Le parti chiite libanais, accusé d'être impliqué dans l'attentat qui a tué un haut responsable de la sécurité, doit louvoyer entre son soutien au régime syrien et le risque d'affrontements confessionnels.

Article rédigé par Gaël Cogné
France Télévisions
Publié Mis à jour
Temps de lecture : 6min
Un membre du Hezbollah sur le toit d'un bâtiment, dans un quartier chiite de Beyrouth (Liban), le 22 octobre 2012. ( AFP)

PROCHE-ORIENT – Echanges de tirs dans les rues de Beyrouth et barrages tenus par des hommes cagoulés. Lundi 23 octobre, après l'assassinat dans un attentat, vendredi, du haut responsable de la sécurité, Wissam Al-Hassan, le souvenir de la guerre civile et de ses affrontements confessionnels semble soudain refaire surface.

D'un côté, des manifestants, notamment de confession sunnite, qui ont violemment protesté dimanche lors de l'enterrement d'Al-Hassan. Ils accusent la Syrie d'avoir commandité l'attentat. De l'autre, le Hezbollah, grand allié de Damas, est embarrassé et peine à se justifier. Décryptage du rôle joué par ce parti chiite libanais.

Qu'est-ce que le Hezbollah ?

Le Hezbollah, "parti de Dieu", a été fondé durant la guerre civile libanaise, en 1982, en fédérant plusieurs mouvements islamistes de la communauté chiite du pays. Auparavant, cette communauté, qui représente un tiers de la population, comptait peu dans la vie politique, dominée par les musulmans sunnites et les chrétiens. Le Hezbollah s'est rendu célèbre par ses attentats et ses prises d'otages d'Occidentaux dans les années 1980, ce qui lui vaut d'être toujours classé parmi les organisations terroristes par plusieurs pays, dont les Etats-Unis. Aujourd'hui, le Hezbollah dispose d'une puissante branche armée.

···

# Travail à faire
A - Pour chacune des affirmations suivantes, indiquez si elle concorde avec l'article sur le Hezbollah, en citant les mots décisifs de l'article : (i) le Hezbollah a été fondé en 1982 ; (ii) la communauté chiite représente la moitié de la population libanaise ; (iii) Wissam Al-Hassan a été tué un lundi.
B - Répondez brièvement à ces questions à partir de l'article sur le Hezbollah :
(i) Quel jour a eu lieu l'enterrement d'Al-Hassan ?
(ii) Selon les manifestants, quel pays a commandité l'attentat ?
(iii) Quel pays l'article cite-t-il parmi ceux qui classent le Hezbollah comme organisation terroriste ?
C - Poursuivez l'article sur le Hezbollah à la suite de sa dernière phrase.

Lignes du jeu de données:
···

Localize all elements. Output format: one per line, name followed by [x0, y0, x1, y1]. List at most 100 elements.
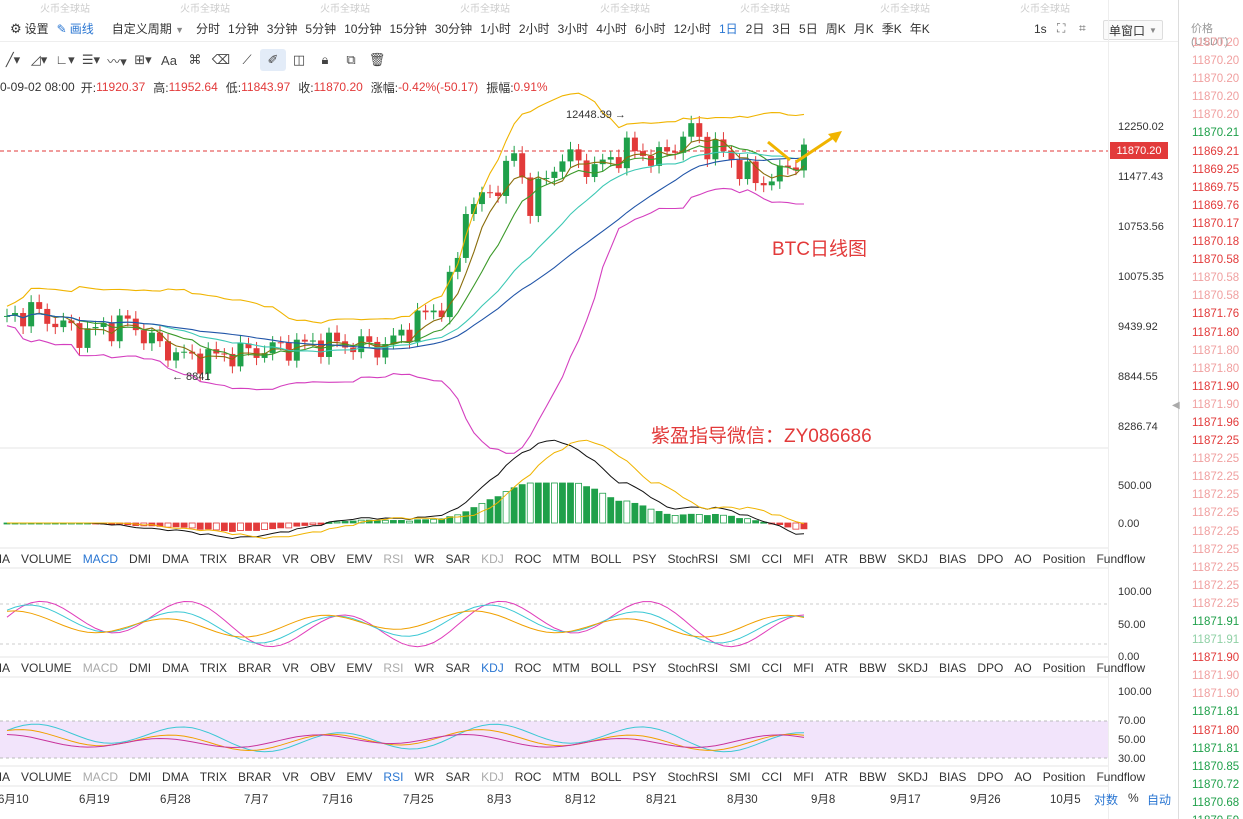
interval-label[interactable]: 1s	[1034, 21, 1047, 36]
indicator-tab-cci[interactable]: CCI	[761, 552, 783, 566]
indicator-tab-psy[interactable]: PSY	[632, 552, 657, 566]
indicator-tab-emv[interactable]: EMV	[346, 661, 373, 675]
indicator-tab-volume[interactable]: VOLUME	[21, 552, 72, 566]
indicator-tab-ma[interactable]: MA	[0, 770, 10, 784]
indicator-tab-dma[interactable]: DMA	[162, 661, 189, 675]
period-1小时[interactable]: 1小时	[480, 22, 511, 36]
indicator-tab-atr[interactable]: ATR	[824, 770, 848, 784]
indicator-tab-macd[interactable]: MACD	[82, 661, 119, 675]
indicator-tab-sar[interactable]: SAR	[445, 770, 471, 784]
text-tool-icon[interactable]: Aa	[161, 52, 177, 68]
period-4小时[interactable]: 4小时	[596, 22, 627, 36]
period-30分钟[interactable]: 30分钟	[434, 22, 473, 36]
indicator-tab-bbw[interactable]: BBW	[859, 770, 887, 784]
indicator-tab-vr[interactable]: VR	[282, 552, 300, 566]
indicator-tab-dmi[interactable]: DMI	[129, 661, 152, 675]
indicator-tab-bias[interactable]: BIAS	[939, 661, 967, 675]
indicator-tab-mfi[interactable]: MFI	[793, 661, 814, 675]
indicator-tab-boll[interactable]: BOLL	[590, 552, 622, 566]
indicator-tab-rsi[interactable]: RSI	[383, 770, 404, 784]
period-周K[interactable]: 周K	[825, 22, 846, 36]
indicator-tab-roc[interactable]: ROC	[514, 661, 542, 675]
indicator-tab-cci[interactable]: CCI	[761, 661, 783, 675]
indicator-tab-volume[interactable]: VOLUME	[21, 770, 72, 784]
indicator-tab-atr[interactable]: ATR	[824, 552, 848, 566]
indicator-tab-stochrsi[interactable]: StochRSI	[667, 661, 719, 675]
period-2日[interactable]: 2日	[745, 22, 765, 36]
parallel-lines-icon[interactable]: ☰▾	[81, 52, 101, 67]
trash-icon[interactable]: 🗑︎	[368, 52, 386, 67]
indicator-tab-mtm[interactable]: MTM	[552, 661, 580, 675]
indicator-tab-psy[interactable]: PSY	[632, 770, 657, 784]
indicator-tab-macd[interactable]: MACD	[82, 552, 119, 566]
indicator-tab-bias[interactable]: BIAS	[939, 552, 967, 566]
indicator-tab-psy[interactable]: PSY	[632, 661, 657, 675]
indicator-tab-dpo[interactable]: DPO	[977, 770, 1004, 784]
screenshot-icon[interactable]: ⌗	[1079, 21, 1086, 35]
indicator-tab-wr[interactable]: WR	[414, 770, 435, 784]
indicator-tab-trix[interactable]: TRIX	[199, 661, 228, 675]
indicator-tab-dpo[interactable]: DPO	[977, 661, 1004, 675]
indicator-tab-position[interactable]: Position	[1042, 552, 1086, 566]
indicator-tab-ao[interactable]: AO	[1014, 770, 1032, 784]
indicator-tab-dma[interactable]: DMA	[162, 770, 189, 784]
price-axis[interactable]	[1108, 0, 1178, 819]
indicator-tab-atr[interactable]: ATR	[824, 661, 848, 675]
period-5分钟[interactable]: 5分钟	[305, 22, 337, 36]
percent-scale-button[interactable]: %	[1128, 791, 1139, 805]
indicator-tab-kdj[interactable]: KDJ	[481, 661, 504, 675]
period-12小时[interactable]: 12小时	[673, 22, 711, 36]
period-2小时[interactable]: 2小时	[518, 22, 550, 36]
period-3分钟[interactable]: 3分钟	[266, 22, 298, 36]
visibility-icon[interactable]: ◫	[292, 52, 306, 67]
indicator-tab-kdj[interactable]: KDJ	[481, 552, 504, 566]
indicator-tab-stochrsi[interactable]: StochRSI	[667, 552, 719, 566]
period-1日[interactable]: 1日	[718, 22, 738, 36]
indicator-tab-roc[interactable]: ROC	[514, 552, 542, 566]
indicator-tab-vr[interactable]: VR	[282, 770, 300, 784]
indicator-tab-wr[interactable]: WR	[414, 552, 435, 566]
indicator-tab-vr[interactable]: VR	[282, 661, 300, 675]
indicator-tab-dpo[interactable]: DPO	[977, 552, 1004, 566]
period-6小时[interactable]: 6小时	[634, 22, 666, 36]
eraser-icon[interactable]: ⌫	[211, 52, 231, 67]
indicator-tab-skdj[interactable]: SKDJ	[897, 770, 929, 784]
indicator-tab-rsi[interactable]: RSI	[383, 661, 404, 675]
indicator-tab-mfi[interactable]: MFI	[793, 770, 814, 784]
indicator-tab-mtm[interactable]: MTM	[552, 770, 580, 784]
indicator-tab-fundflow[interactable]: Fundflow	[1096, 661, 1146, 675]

···

# Réponses ci-dessous
A -
(i) Oui : « a été fondé durant la guerre civile libanaise, en 1982 »
(ii) Non : « qui représente un tiers de la population »
(iii) Non : « après l'assassinat dans un attentat, vendredi, du haut responsable de la sécurité, Wissam Al-Hassan »

B -
(i) Dimanche.
(ii) La Syrie.
(iii) Les Etats-Unis.

C -
Reconnu comme un parti officiel au Liban, il est prédominant dans le gouvernement, bien que le Premier ministre soit sunnite, comme l'exige la constitution de cette République confessionnelle. Alors que l'opposition, menée notamment par le sunnite Saad Hariri, est hostile à la Syrie, le Hezbollah est, lui, soutenu et financé par Téhéran et Damas. A l'image de la communauté chiite, c'est un fervent allié du régime de Bachar Al-Assad. Régime accusé d'avoir éliminé un haut-gradé gênant, Wissam Al-Hassan.

Pourquoi la Syrie fait-elle figure de premier suspect ?

La Syrie a condamné un attentat "lâche" et "terroriste". Malgré cette prise de positions, les premiers soupçons ont convergé vers Damas. Ainsi, le leader de la communauté druze au Liban, Walid Joumblatt, a accusé sans ambages, dans un entretien à France 24, "Assad, ses sbires et son régime meurtrier d'avoir tué Wissam Al-Hassan".

C'est que la victime était une bête noire de Damas. Il avait ordonné, en août, l'arrestation de l'ex-ministre de l'Information, réputé proche du régime syrien, Michel Samaha. Samaha est accusé d'avoir transporté des explosifs pour commettre des attentats ciblant des personnalités politiques et religieuses au Liban pour le compte des Syriens. Et ce, dans le but d'exporter une guerre confessionnelle au Liban.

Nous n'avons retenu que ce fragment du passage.